>>>

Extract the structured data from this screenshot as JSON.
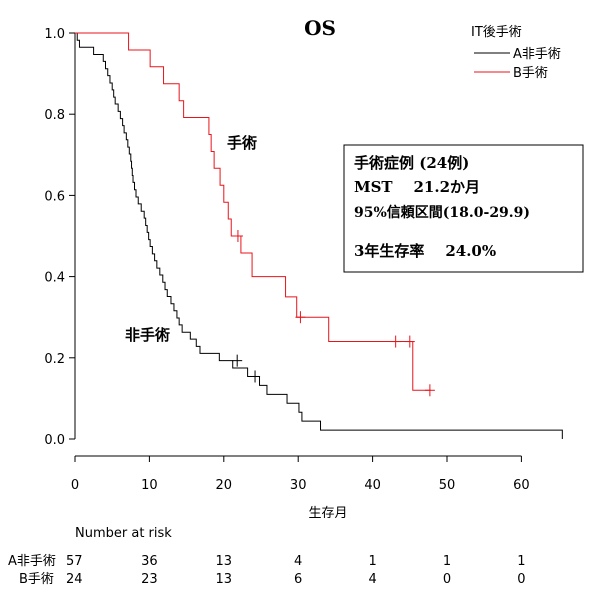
{
  "chart_data": {
    "type": "line",
    "subtype": "kaplan-meier",
    "title": "OS",
    "xlabel": "生存月",
    "ylabel": "",
    "xlim": [
      0,
      66
    ],
    "ylim": [
      0,
      1.05
    ],
    "xticks": [
      0,
      10,
      20,
      30,
      40,
      50,
      60
    ],
    "yticks": [
      0.0,
      0.2,
      0.4,
      0.6,
      0.8,
      1.0
    ],
    "ytick_labels": [
      "0.0",
      "0.2",
      "0.4",
      "0.6",
      "0.8",
      "1.0"
    ],
    "grid": false,
    "legend": {
      "title": "IT後手術",
      "placement": "top-right",
      "entries": [
        {
          "label": "A非手術",
          "color": "#000000"
        },
        {
          "label": "B手術",
          "color": "#e8141b"
        }
      ]
    },
    "series": [
      {
        "name": "A非手術",
        "color": "#000000",
        "steps": [
          [
            0,
            1.0
          ],
          [
            0.3,
            0.982
          ],
          [
            0.6,
            0.965
          ],
          [
            2.5,
            0.947
          ],
          [
            3.8,
            0.93
          ],
          [
            4.1,
            0.912
          ],
          [
            4.4,
            0.895
          ],
          [
            4.7,
            0.877
          ],
          [
            5.0,
            0.86
          ],
          [
            5.2,
            0.842
          ],
          [
            5.4,
            0.825
          ],
          [
            5.8,
            0.807
          ],
          [
            6.1,
            0.789
          ],
          [
            6.4,
            0.772
          ],
          [
            6.6,
            0.754
          ],
          [
            6.9,
            0.737
          ],
          [
            7.1,
            0.719
          ],
          [
            7.3,
            0.702
          ],
          [
            7.5,
            0.684
          ],
          [
            7.6,
            0.667
          ],
          [
            7.7,
            0.649
          ],
          [
            7.8,
            0.632
          ],
          [
            8.0,
            0.614
          ],
          [
            8.2,
            0.596
          ],
          [
            8.5,
            0.579
          ],
          [
            8.9,
            0.561
          ],
          [
            9.3,
            0.544
          ],
          [
            9.5,
            0.526
          ],
          [
            9.7,
            0.509
          ],
          [
            9.9,
            0.491
          ],
          [
            10.1,
            0.474
          ],
          [
            10.4,
            0.456
          ],
          [
            10.7,
            0.439
          ],
          [
            11.0,
            0.421
          ],
          [
            11.4,
            0.404
          ],
          [
            11.8,
            0.386
          ],
          [
            12.1,
            0.368
          ],
          [
            12.4,
            0.351
          ],
          [
            12.9,
            0.333
          ],
          [
            13.3,
            0.316
          ],
          [
            13.7,
            0.298
          ],
          [
            14.0,
            0.281
          ],
          [
            14.4,
            0.263
          ],
          [
            15.5,
            0.246
          ],
          [
            16.3,
            0.228
          ],
          [
            16.8,
            0.211
          ],
          [
            19.4,
            0.193
          ],
          [
            21.2,
            0.175
          ],
          [
            23.2,
            0.154
          ],
          [
            24.8,
            0.132
          ],
          [
            25.8,
            0.11
          ],
          [
            28.5,
            0.088
          ],
          [
            30.1,
            0.066
          ],
          [
            30.5,
            0.044
          ],
          [
            33.0,
            0.022
          ],
          [
            65.5,
            0.0
          ]
        ],
        "censored": [
          [
            21.8,
            0.193
          ],
          [
            24.2,
            0.154
          ]
        ],
        "end_x": 65.5,
        "end_y": 0.022
      },
      {
        "name": "B手術",
        "color": "#e8141b",
        "steps": [
          [
            0,
            1.0
          ],
          [
            7.2,
            0.958
          ],
          [
            10.1,
            0.917
          ],
          [
            11.9,
            0.875
          ],
          [
            14.0,
            0.833
          ],
          [
            14.6,
            0.792
          ],
          [
            18.0,
            0.75
          ],
          [
            18.3,
            0.708
          ],
          [
            18.7,
            0.667
          ],
          [
            19.5,
            0.625
          ],
          [
            20.0,
            0.583
          ],
          [
            20.6,
            0.542
          ],
          [
            21.0,
            0.5
          ],
          [
            22.3,
            0.458
          ],
          [
            23.8,
            0.4
          ],
          [
            28.3,
            0.35
          ],
          [
            29.8,
            0.3
          ],
          [
            34.1,
            0.24
          ],
          [
            45.4,
            0.12
          ]
        ],
        "censored": [
          [
            21.9,
            0.5
          ],
          [
            30.3,
            0.3
          ],
          [
            43.1,
            0.24
          ],
          [
            45.0,
            0.24
          ],
          [
            47.7,
            0.12
          ]
        ],
        "end_x": 47.8,
        "end_y": 0.12
      }
    ],
    "annotations": [
      {
        "text": "手術",
        "x": 18.5,
        "y": 0.725
      },
      {
        "text": "非手術",
        "x": 6.7,
        "y": 0.245
      }
    ],
    "stats_box": {
      "line1": "手術症例  (24例)",
      "line2": "MST    21.2か月",
      "line3": "95%信頼区間(18.0-29.9)",
      "line4": "3年生存率    24.0%"
    },
    "risk_table": {
      "title": "Number at risk",
      "timepoints": [
        0,
        10,
        20,
        30,
        40,
        50,
        60
      ],
      "rows": [
        {
          "label": "A非手術",
          "values": [
            "57",
            "36",
            "13",
            "4",
            "1",
            "1",
            "1"
          ]
        },
        {
          "label": "B手術",
          "values": [
            "24",
            "23",
            "13",
            "6",
            "4",
            "0",
            "0"
          ]
        }
      ]
    }
  }
}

<<<

* _Work to do_
Lines that include the word "color" — how many are there in the data? Answer with the number alone.

* _Final answer_
4